* **TASK TO COMPLETE**
Go through the listing and set it down exactly, leaving out its pictures.

━━ EXCERPTED DATA

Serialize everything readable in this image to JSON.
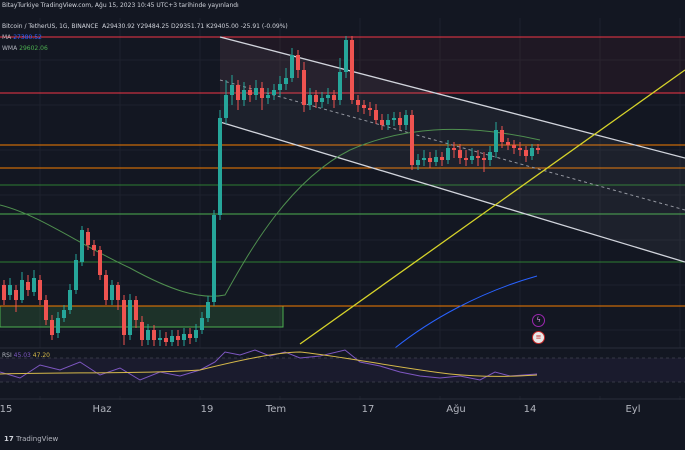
{
  "header": {
    "line1": "BitayTurkiye TradingView.com, Ağu 15, 2023 10:45 UTC+3 tarihinde yayınlandı",
    "symbol": "Bitcoin / TetherUS, 1G, BINANCE",
    "ohlc": "A29430.92  Y29484.25  D29351.71  K29405.00  -25.91 (-0.09%)"
  },
  "indicators": {
    "ma": {
      "label": "MA",
      "value": "27380.52"
    },
    "wma": {
      "label": "WMA",
      "value": "29602.06"
    }
  },
  "rsi": {
    "label": "RSI",
    "v1": "45.03",
    "v2": "47.20"
  },
  "x_axis": {
    "labels": [
      "15",
      "Haz",
      "19",
      "Tem",
      "17",
      "Ağu",
      "14",
      "Eyl"
    ]
  },
  "footer": {
    "brand": "TradingView"
  },
  "colors": {
    "background": "#131722",
    "up": "#26a69a",
    "down": "#ef5350",
    "channel": "#d1d4dc",
    "trendline": "#d6d32a",
    "support_red": "#f23645",
    "support_orange": "#f57c00",
    "support_green": "#4caf50",
    "wma_line": "#2962ff",
    "rsi_line": "#7e57c2",
    "rsi_ma": "#d6b94a"
  }
}
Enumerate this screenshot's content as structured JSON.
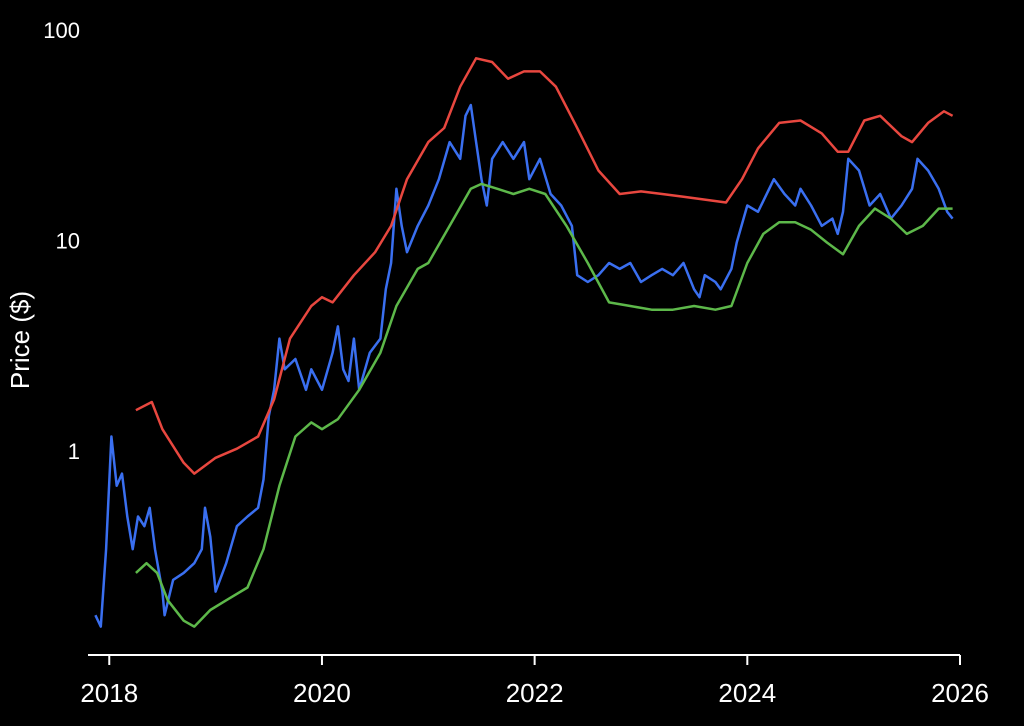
{
  "chart_data": {
    "type": "line",
    "ylabel": "Price ($)",
    "log_y": true,
    "xlim": [
      2017.8,
      2026.0
    ],
    "xticks": [
      2018,
      2020,
      2022,
      2024,
      2026
    ],
    "ylim": [
      0.11,
      100
    ],
    "yticks": [
      1,
      10,
      100
    ],
    "series": [
      {
        "color": "#3a6ff0",
        "x": [
          2017.87,
          2017.92,
          2017.97,
          2018.02,
          2018.07,
          2018.12,
          2018.17,
          2018.22,
          2018.27,
          2018.33,
          2018.38,
          2018.43,
          2018.5,
          2018.52,
          2018.6,
          2018.7,
          2018.8,
          2018.87,
          2018.9,
          2018.95,
          2019.0,
          2019.1,
          2019.2,
          2019.3,
          2019.4,
          2019.45,
          2019.5,
          2019.55,
          2019.6,
          2019.65,
          2019.75,
          2019.85,
          2019.9,
          2020.0,
          2020.1,
          2020.15,
          2020.2,
          2020.25,
          2020.3,
          2020.35,
          2020.45,
          2020.55,
          2020.6,
          2020.65,
          2020.7,
          2020.75,
          2020.8,
          2020.9,
          2021.0,
          2021.1,
          2021.2,
          2021.3,
          2021.35,
          2021.4,
          2021.45,
          2021.5,
          2021.55,
          2021.6,
          2021.7,
          2021.8,
          2021.9,
          2021.95,
          2022.05,
          2022.15,
          2022.25,
          2022.35,
          2022.4,
          2022.5,
          2022.6,
          2022.7,
          2022.8,
          2022.9,
          2023.0,
          2023.1,
          2023.2,
          2023.3,
          2023.4,
          2023.5,
          2023.55,
          2023.6,
          2023.7,
          2023.75,
          2023.85,
          2023.9,
          2024.0,
          2024.1,
          2024.25,
          2024.35,
          2024.45,
          2024.5,
          2024.6,
          2024.7,
          2024.8,
          2024.85,
          2024.9,
          2024.95,
          2025.05,
          2025.15,
          2025.25,
          2025.35,
          2025.45,
          2025.55,
          2025.6,
          2025.7,
          2025.8,
          2025.88,
          2025.93
        ],
        "values": [
          0.17,
          0.15,
          0.35,
          1.2,
          0.7,
          0.8,
          0.5,
          0.35,
          0.5,
          0.45,
          0.55,
          0.35,
          0.22,
          0.17,
          0.25,
          0.27,
          0.3,
          0.35,
          0.55,
          0.4,
          0.22,
          0.3,
          0.45,
          0.5,
          0.55,
          0.75,
          1.5,
          2.0,
          3.5,
          2.5,
          2.8,
          2.0,
          2.5,
          2.0,
          3.0,
          4.0,
          2.5,
          2.2,
          3.5,
          2.0,
          3.0,
          3.5,
          6.0,
          8.0,
          18,
          12,
          9,
          12,
          15,
          20,
          30,
          25,
          40,
          45,
          30,
          20,
          15,
          25,
          30,
          25,
          30,
          20,
          25,
          17,
          15,
          12,
          7,
          6.5,
          7,
          8,
          7.5,
          8,
          6.5,
          7,
          7.5,
          7,
          8,
          6,
          5.5,
          7,
          6.5,
          6,
          7.5,
          10,
          15,
          14,
          20,
          17,
          15,
          18,
          15,
          12,
          13,
          11,
          14,
          25,
          22,
          15,
          17,
          13,
          15,
          18,
          25,
          22,
          18,
          14,
          13
        ]
      },
      {
        "color": "#e8473f",
        "x": [
          2018.25,
          2018.4,
          2018.5,
          2018.7,
          2018.8,
          2019.0,
          2019.2,
          2019.4,
          2019.55,
          2019.7,
          2019.9,
          2020.0,
          2020.1,
          2020.3,
          2020.5,
          2020.65,
          2020.8,
          2021.0,
          2021.15,
          2021.3,
          2021.45,
          2021.6,
          2021.75,
          2021.9,
          2022.05,
          2022.2,
          2022.4,
          2022.6,
          2022.8,
          2023.0,
          2023.2,
          2023.4,
          2023.6,
          2023.8,
          2023.95,
          2024.1,
          2024.3,
          2024.5,
          2024.7,
          2024.85,
          2024.95,
          2025.1,
          2025.25,
          2025.45,
          2025.55,
          2025.7,
          2025.85,
          2025.93
        ],
        "values": [
          1.6,
          1.75,
          1.3,
          0.9,
          0.8,
          0.95,
          1.05,
          1.2,
          1.8,
          3.5,
          5,
          5.5,
          5.2,
          7,
          9,
          12,
          20,
          30,
          35,
          55,
          75,
          72,
          60,
          65,
          65,
          55,
          35,
          22,
          17,
          17.5,
          17,
          16.5,
          16,
          15.5,
          20,
          28,
          37,
          38,
          33,
          27,
          27,
          38,
          40,
          32,
          30,
          37,
          42,
          40
        ]
      },
      {
        "color": "#5db84a",
        "x": [
          2018.25,
          2018.35,
          2018.45,
          2018.55,
          2018.7,
          2018.8,
          2018.95,
          2019.1,
          2019.3,
          2019.45,
          2019.6,
          2019.75,
          2019.9,
          2020.0,
          2020.15,
          2020.35,
          2020.55,
          2020.7,
          2020.9,
          2021.0,
          2021.2,
          2021.4,
          2021.5,
          2021.65,
          2021.8,
          2021.95,
          2022.1,
          2022.3,
          2022.5,
          2022.7,
          2022.9,
          2023.1,
          2023.3,
          2023.5,
          2023.7,
          2023.85,
          2024.0,
          2024.15,
          2024.3,
          2024.45,
          2024.6,
          2024.75,
          2024.9,
          2025.05,
          2025.2,
          2025.35,
          2025.5,
          2025.65,
          2025.8,
          2025.93
        ],
        "values": [
          0.27,
          0.3,
          0.27,
          0.2,
          0.16,
          0.15,
          0.18,
          0.2,
          0.23,
          0.35,
          0.7,
          1.2,
          1.4,
          1.3,
          1.45,
          2,
          3,
          5,
          7.5,
          8,
          12,
          18,
          19,
          18,
          17,
          18,
          17,
          12,
          8,
          5.2,
          5,
          4.8,
          4.8,
          5,
          4.8,
          5,
          8,
          11,
          12.5,
          12.5,
          11.5,
          10,
          8.8,
          12,
          14.5,
          13,
          11,
          12,
          14.5,
          14.5
        ]
      }
    ]
  }
}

━━━━

* **EXPECTED OUTPUT**
Serialize everything readable in this image to JSON.
{
  "header": {
    "line1": "BitayTurkiye TradingView.com, Ağu 15, 2023 10:45 UTC+3 tarihinde yayınlandı",
    "symbol": "Bitcoin / TetherUS, 1G, BINANCE",
    "ohlc": "A29430.92  Y29484.25  D29351.71  K29405.00  -25.91 (-0.09%)"
  },
  "indicators": {
    "ma": {
      "label": "MA",
      "value": "27380.52"
    },
    "wma": {
      "label": "WMA",
      "value": "29602.06"
    }
  },
  "rsi": {
    "label": "RSI",
    "v1": "45.03",
    "v2": "47.20"
  },
  "x_axis": {
    "labels": [
      "15",
      "Haz",
      "19",
      "Tem",
      "17",
      "Ağu",
      "14",
      "Eyl"
    ]
  },
  "footer": {
    "brand": "TradingView"
  },
  "colors": {
    "background": "#131722",
    "up": "#26a69a",
    "down": "#ef5350",
    "channel": "#d1d4dc",
    "trendline": "#d6d32a",
    "support_red": "#f23645",
    "support_orange": "#f57c00",
    "support_green": "#4caf50",
    "wma_line": "#2962ff",
    "rsi_line": "#7e57c2",
    "rsi_ma": "#d6b94a"
  }
}
Enumerate this screenshot's content as structured JSON.
{
  "chart_data": {
    "type": "line",
    "ylabel": "Price ($)",
    "log_y": true,
    "xlim": [
      2017.8,
      2026.0
    ],
    "xticks": [
      2018,
      2020,
      2022,
      2024,
      2026
    ],
    "ylim": [
      0.11,
      100
    ],
    "yticks": [
      1,
      10,
      100
    ],
    "series": [
      {
        "color": "#3a6ff0",
        "x": [
          2017.87,
          2017.92,
          2017.97,
          2018.02,
          2018.07,
          2018.12,
          2018.17,
          2018.22,
          2018.27,
          2018.33,
          2018.38,
          2018.43,
          2018.5,
          2018.52,
          2018.6,
          2018.7,
          2018.8,
          2018.87,
          2018.9,
          2018.95,
          2019.0,
          2019.1,
          2019.2,
          2019.3,
          2019.4,
          2019.45,
          2019.5,
          2019.55,
          2019.6,
          2019.65,
          2019.75,
          2019.85,
          2019.9,
          2020.0,
          2020.1,
          2020.15,
          2020.2,
          2020.25,
          2020.3,
          2020.35,
          2020.45,
          2020.55,
          2020.6,
          2020.65,
          2020.7,
          2020.75,
          2020.8,
          2020.9,
          2021.0,
          2021.1,
          2021.2,
          2021.3,
          2021.35,
          2021.4,
          2021.45,
          2021.5,
          2021.55,
          2021.6,
          2021.7,
          2021.8,
          2021.9,
          2021.95,
          2022.05,
          2022.15,
          2022.25,
          2022.35,
          2022.4,
          2022.5,
          2022.6,
          2022.7,
          2022.8,
          2022.9,
          2023.0,
          2023.1,
          2023.2,
          2023.3,
          2023.4,
          2023.5,
          2023.55,
          2023.6,
          2023.7,
          2023.75,
          2023.85,
          2023.9,
          2024.0,
          2024.1,
          2024.25,
          2024.35,
          2024.45,
          2024.5,
          2024.6,
          2024.7,
          2024.8,
          2024.85,
          2024.9,
          2024.95,
          2025.05,
          2025.15,
          2025.25,
          2025.35,
          2025.45,
          2025.55,
          2025.6,
          2025.7,
          2025.8,
          2025.88,
          2025.93
        ],
        "values": [
          0.17,
          0.15,
          0.35,
          1.2,
          0.7,
          0.8,
          0.5,
          0.35,
          0.5,
          0.45,
          0.55,
          0.35,
          0.22,
          0.17,
          0.25,
          0.27,
          0.3,
          0.35,
          0.55,
          0.4,
          0.22,
          0.3,
          0.45,
          0.5,
          0.55,
          0.75,
          1.5,
          2.0,
          3.5,
          2.5,
          2.8,
          2.0,
          2.5,
          2.0,
          3.0,
          4.0,
          2.5,
          2.2,
          3.5,
          2.0,
          3.0,
          3.5,
          6.0,
          8.0,
          18,
          12,
          9,
          12,
          15,
          20,
          30,
          25,
          40,
          45,
          30,
          20,
          15,
          25,
          30,
          25,
          30,
          20,
          25,
          17,
          15,
          12,
          7,
          6.5,
          7,
          8,
          7.5,
          8,
          6.5,
          7,
          7.5,
          7,
          8,
          6,
          5.5,
          7,
          6.5,
          6,
          7.5,
          10,
          15,
          14,
          20,
          17,
          15,
          18,
          15,
          12,
          13,
          11,
          14,
          25,
          22,
          15,
          17,
          13,
          15,
          18,
          25,
          22,
          18,
          14,
          13
        ]
      },
      {
        "color": "#e8473f",
        "x": [
          2018.25,
          2018.4,
          2018.5,
          2018.7,
          2018.8,
          2019.0,
          2019.2,
          2019.4,
          2019.55,
          2019.7,
          2019.9,
          2020.0,
          2020.1,
          2020.3,
          2020.5,
          2020.65,
          2020.8,
          2021.0,
          2021.15,
          2021.3,
          2021.45,
          2021.6,
          2021.75,
          2021.9,
          2022.05,
          2022.2,
          2022.4,
          2022.6,
          2022.8,
          2023.0,
          2023.2,
          2023.4,
          2023.6,
          2023.8,
          2023.95,
          2024.1,
          2024.3,
          2024.5,
          2024.7,
          2024.85,
          2024.95,
          2025.1,
          2025.25,
          2025.45,
          2025.55,
          2025.7,
          2025.85,
          2025.93
        ],
        "values": [
          1.6,
          1.75,
          1.3,
          0.9,
          0.8,
          0.95,
          1.05,
          1.2,
          1.8,
          3.5,
          5,
          5.5,
          5.2,
          7,
          9,
          12,
          20,
          30,
          35,
          55,
          75,
          72,
          60,
          65,
          65,
          55,
          35,
          22,
          17,
          17.5,
          17,
          16.5,
          16,
          15.5,
          20,
          28,
          37,
          38,
          33,
          27,
          27,
          38,
          40,
          32,
          30,
          37,
          42,
          40
        ]
      },
      {
        "color": "#5db84a",
        "x": [
          2018.25,
          2018.35,
          2018.45,
          2018.55,
          2018.7,
          2018.8,
          2018.95,
          2019.1,
          2019.3,
          2019.45,
          2019.6,
          2019.75,
          2019.9,
          2020.0,
          2020.15,
          2020.35,
          2020.55,
          2020.7,
          2020.9,
          2021.0,
          2021.2,
          2021.4,
          2021.5,
          2021.65,
          2021.8,
          2021.95,
          2022.1,
          2022.3,
          2022.5,
          2022.7,
          2022.9,
          2023.1,
          2023.3,
          2023.5,
          2023.7,
          2023.85,
          2024.0,
          2024.15,
          2024.3,
          2024.45,
          2024.6,
          2024.75,
          2024.9,
          2025.05,
          2025.2,
          2025.35,
          2025.5,
          2025.65,
          2025.8,
          2025.93
        ],
        "values": [
          0.27,
          0.3,
          0.27,
          0.2,
          0.16,
          0.15,
          0.18,
          0.2,
          0.23,
          0.35,
          0.7,
          1.2,
          1.4,
          1.3,
          1.45,
          2,
          3,
          5,
          7.5,
          8,
          12,
          18,
          19,
          18,
          17,
          18,
          17,
          12,
          8,
          5.2,
          5,
          4.8,
          4.8,
          5,
          4.8,
          5,
          8,
          11,
          12.5,
          12.5,
          11.5,
          10,
          8.8,
          12,
          14.5,
          13,
          11,
          12,
          14.5,
          14.5
        ]
      }
    ]
  }
}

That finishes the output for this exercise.